--- BEGIN Stored data ---
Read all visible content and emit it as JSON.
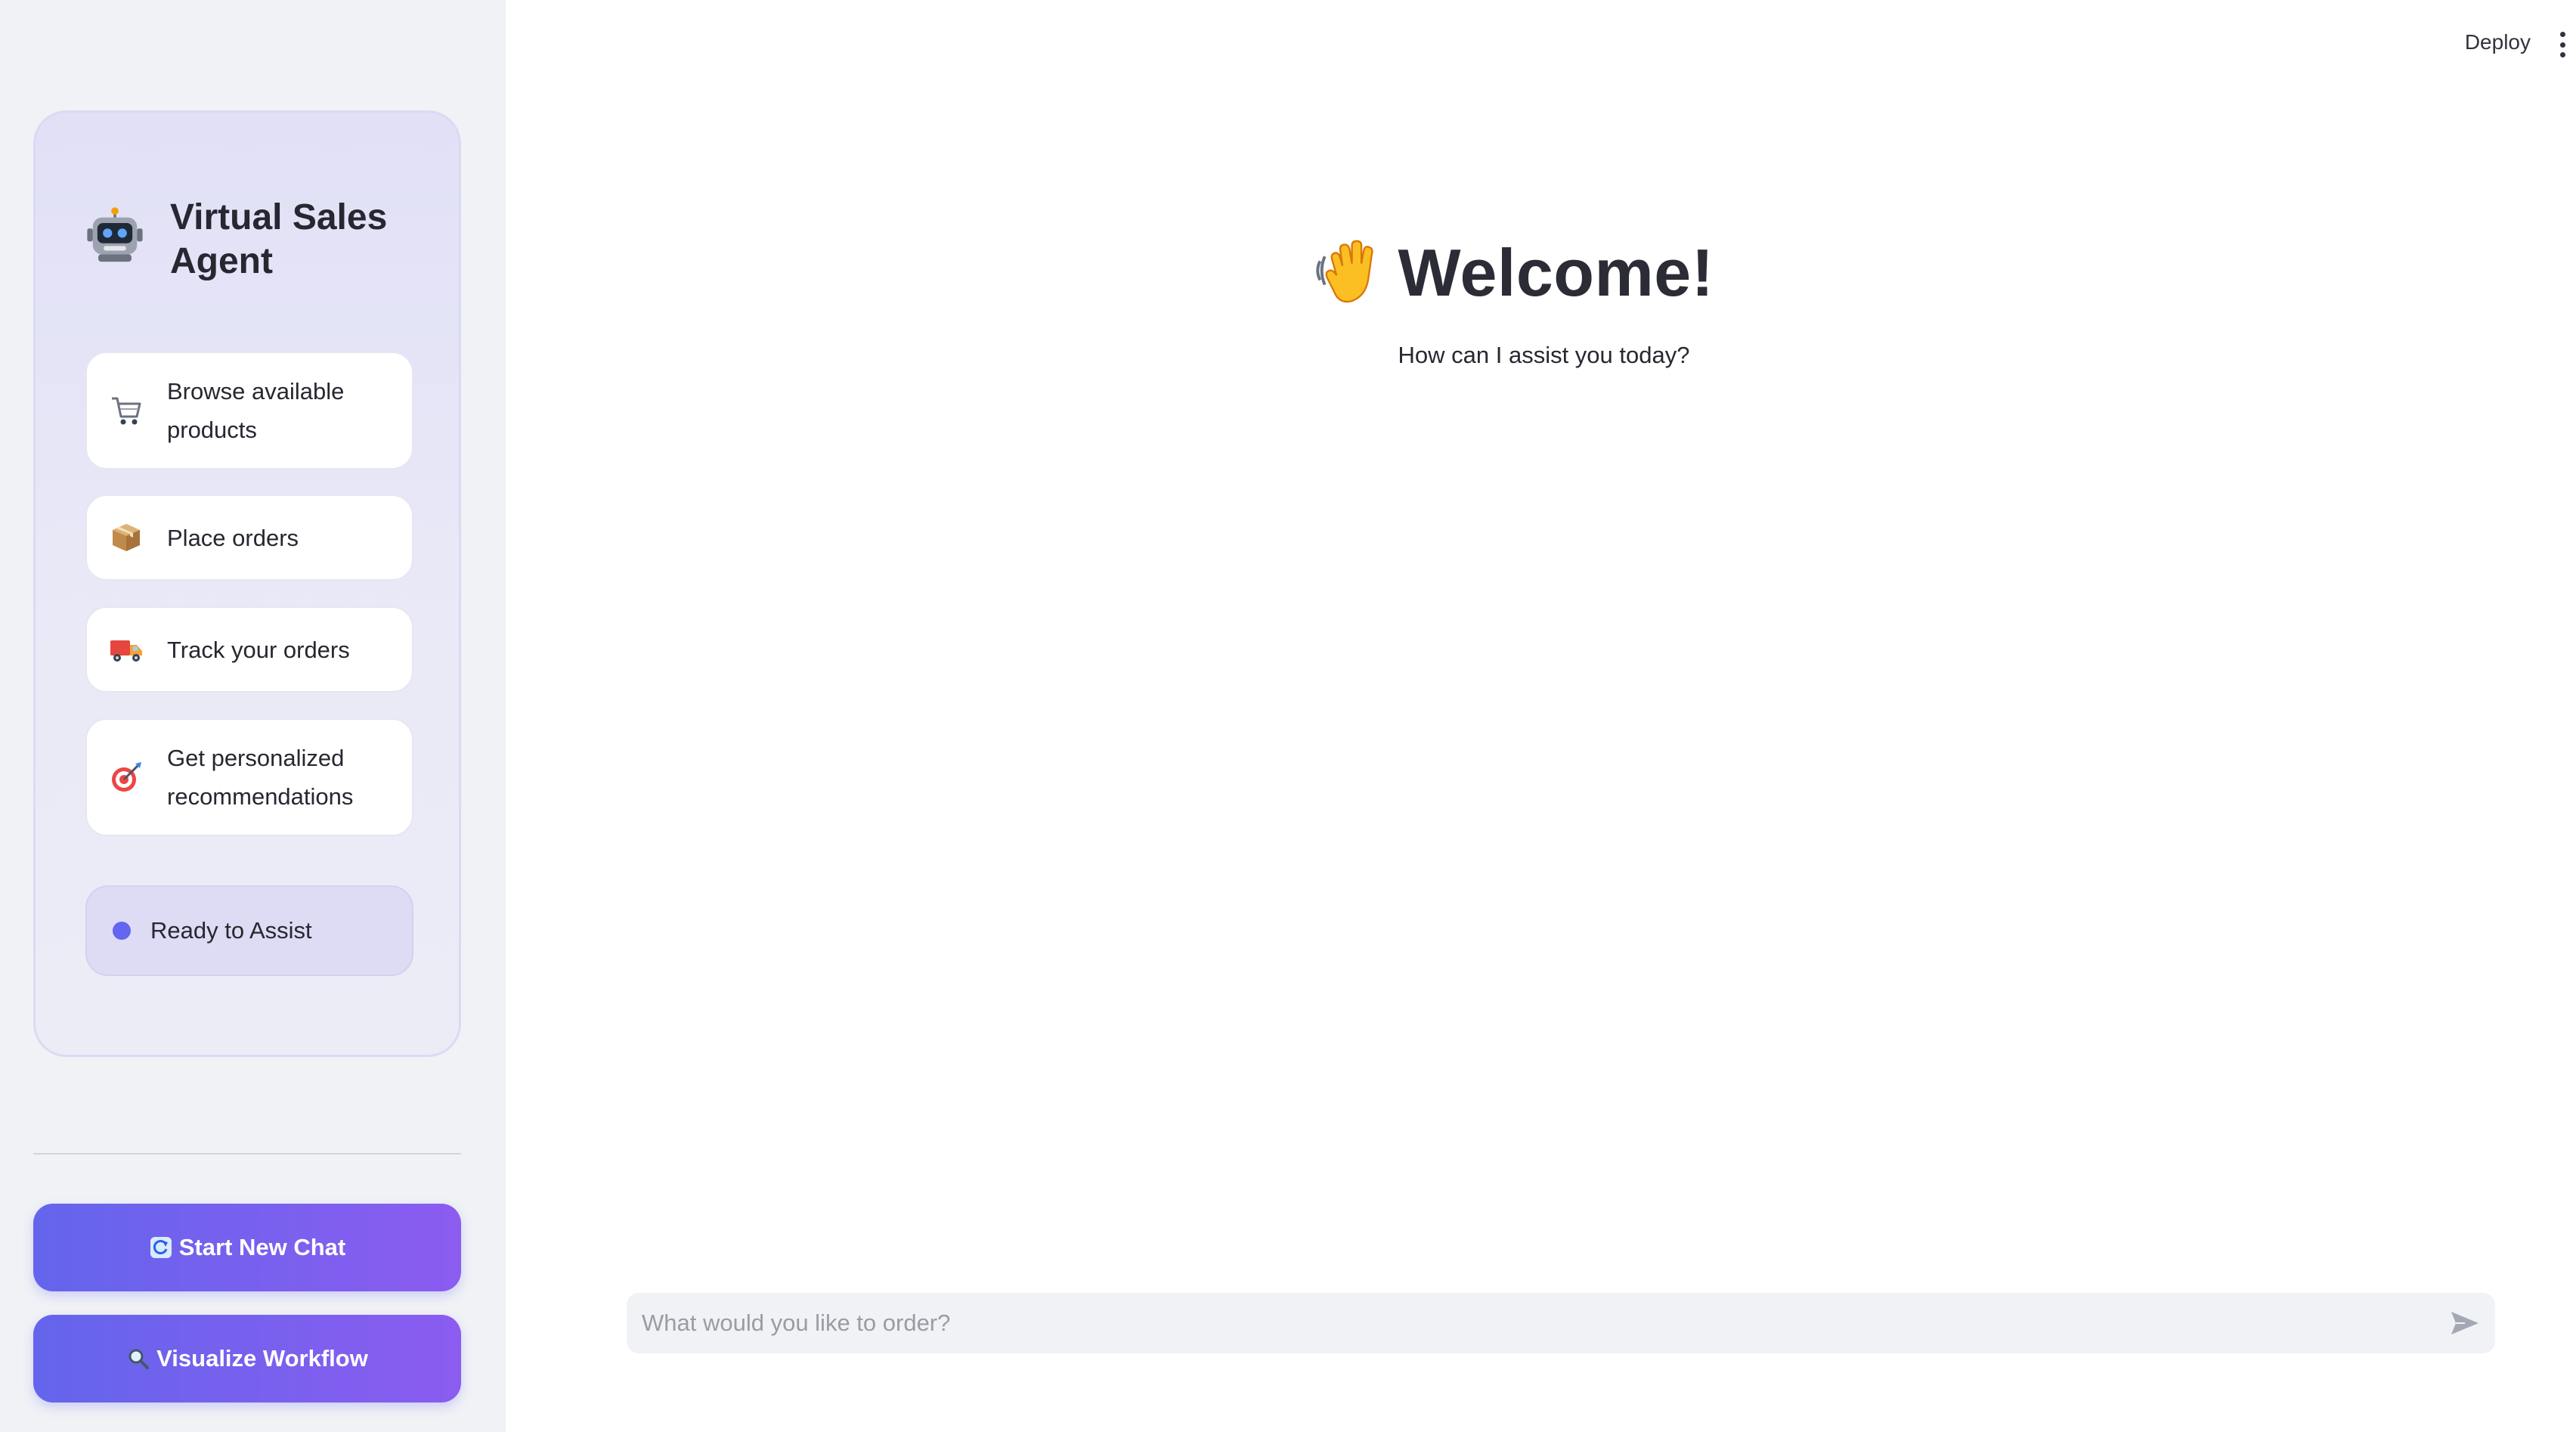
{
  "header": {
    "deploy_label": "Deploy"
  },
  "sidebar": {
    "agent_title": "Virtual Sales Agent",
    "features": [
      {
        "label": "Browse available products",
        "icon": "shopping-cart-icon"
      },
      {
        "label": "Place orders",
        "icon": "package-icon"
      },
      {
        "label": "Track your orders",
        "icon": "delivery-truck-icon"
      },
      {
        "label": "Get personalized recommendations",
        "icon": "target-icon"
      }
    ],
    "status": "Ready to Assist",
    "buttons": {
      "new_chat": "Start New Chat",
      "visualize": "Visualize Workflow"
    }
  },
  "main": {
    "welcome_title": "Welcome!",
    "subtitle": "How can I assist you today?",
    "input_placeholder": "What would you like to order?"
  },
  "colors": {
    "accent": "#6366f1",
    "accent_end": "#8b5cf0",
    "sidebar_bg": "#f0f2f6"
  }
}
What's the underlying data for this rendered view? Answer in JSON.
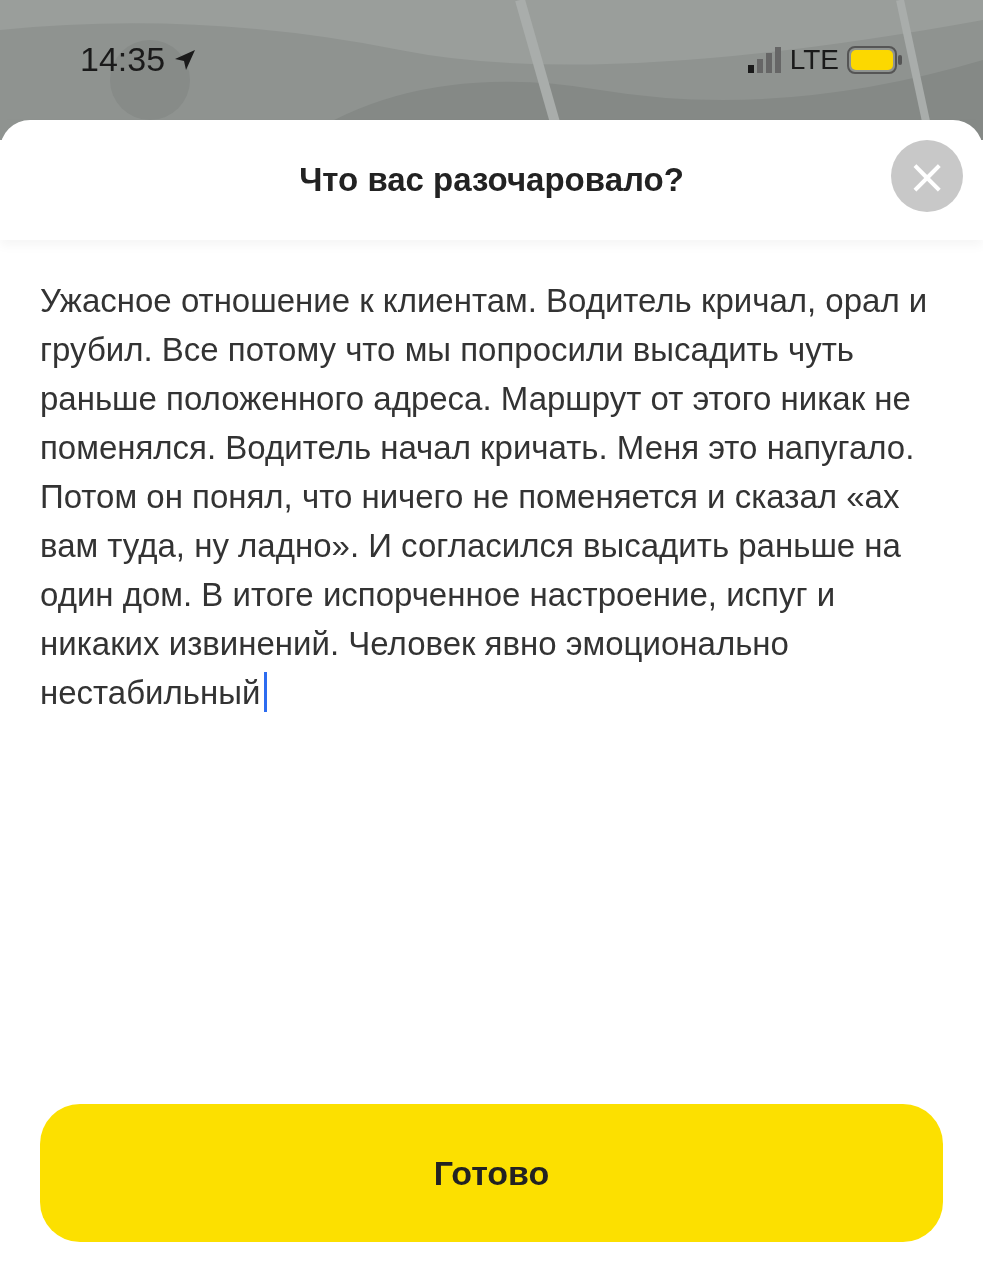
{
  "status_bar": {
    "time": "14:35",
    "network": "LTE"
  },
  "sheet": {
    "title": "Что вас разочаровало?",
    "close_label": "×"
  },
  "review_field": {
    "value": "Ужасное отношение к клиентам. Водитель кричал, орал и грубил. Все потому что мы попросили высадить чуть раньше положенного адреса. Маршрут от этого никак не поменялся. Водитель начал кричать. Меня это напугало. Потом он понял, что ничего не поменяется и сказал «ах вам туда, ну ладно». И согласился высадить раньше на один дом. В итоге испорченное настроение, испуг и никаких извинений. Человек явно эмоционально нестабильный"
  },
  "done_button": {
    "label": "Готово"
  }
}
--- END Stored data ---
§ Problem to solve
Find the lines containing "What" and pull them out.

§ Finished exercise
    "input_placeholder": "What would you like to order?"
What's the underlying data for this rendered view? Answer in JSON.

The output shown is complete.